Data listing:

********************

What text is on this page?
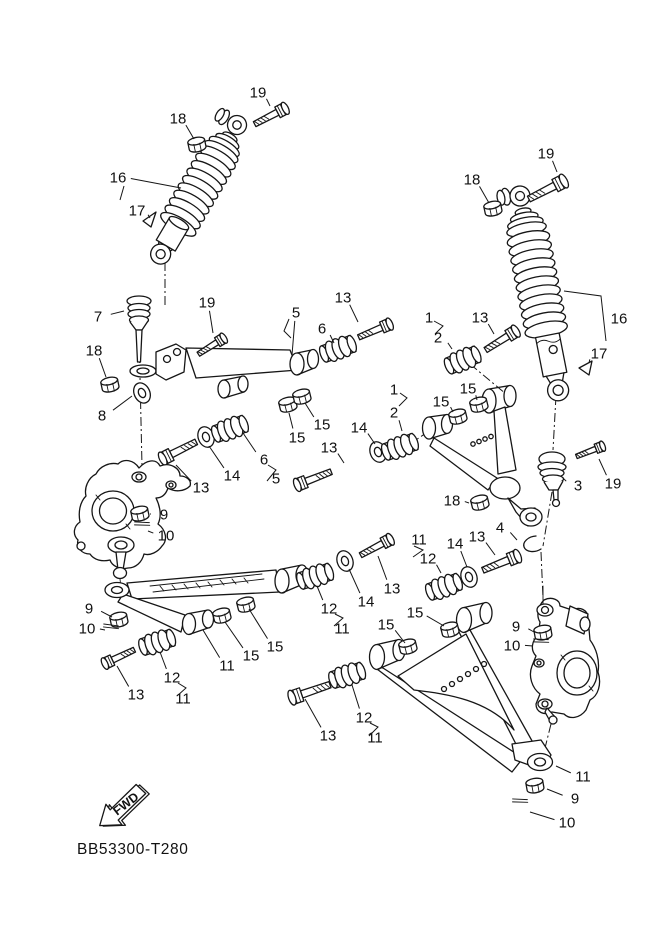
FWD
BB53300-T280
19
18
16
17
19
18
16
17
7
19
5
6
13
18
8
15
15
14
6
5
13
14
13
1
2
13
1
2
15
15
3 19
18
4
13
14
11
12
9
10
9
10
13
12
11
11
15
15
12
11
14
13
15
15	9
10
13
12
11
11
9
10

********************

TASK BRIEF:
Reproduce the material above in full and without alteration, but skip all pictures.

FINAL ANSWER:
What text is on this page?
FWD
BB53300-T280
19
18
16
17
19
18
16
17
7
19
5
6
13
18
8
15
15
14
6
5
13
14
13
1
2
13
1
2
15
15
3 19
18
4
13
14
11
12
9
10
9
10
13
12
11
11
15
15
12
11
14
13
15
15	9
10
13
12
11
11
9
10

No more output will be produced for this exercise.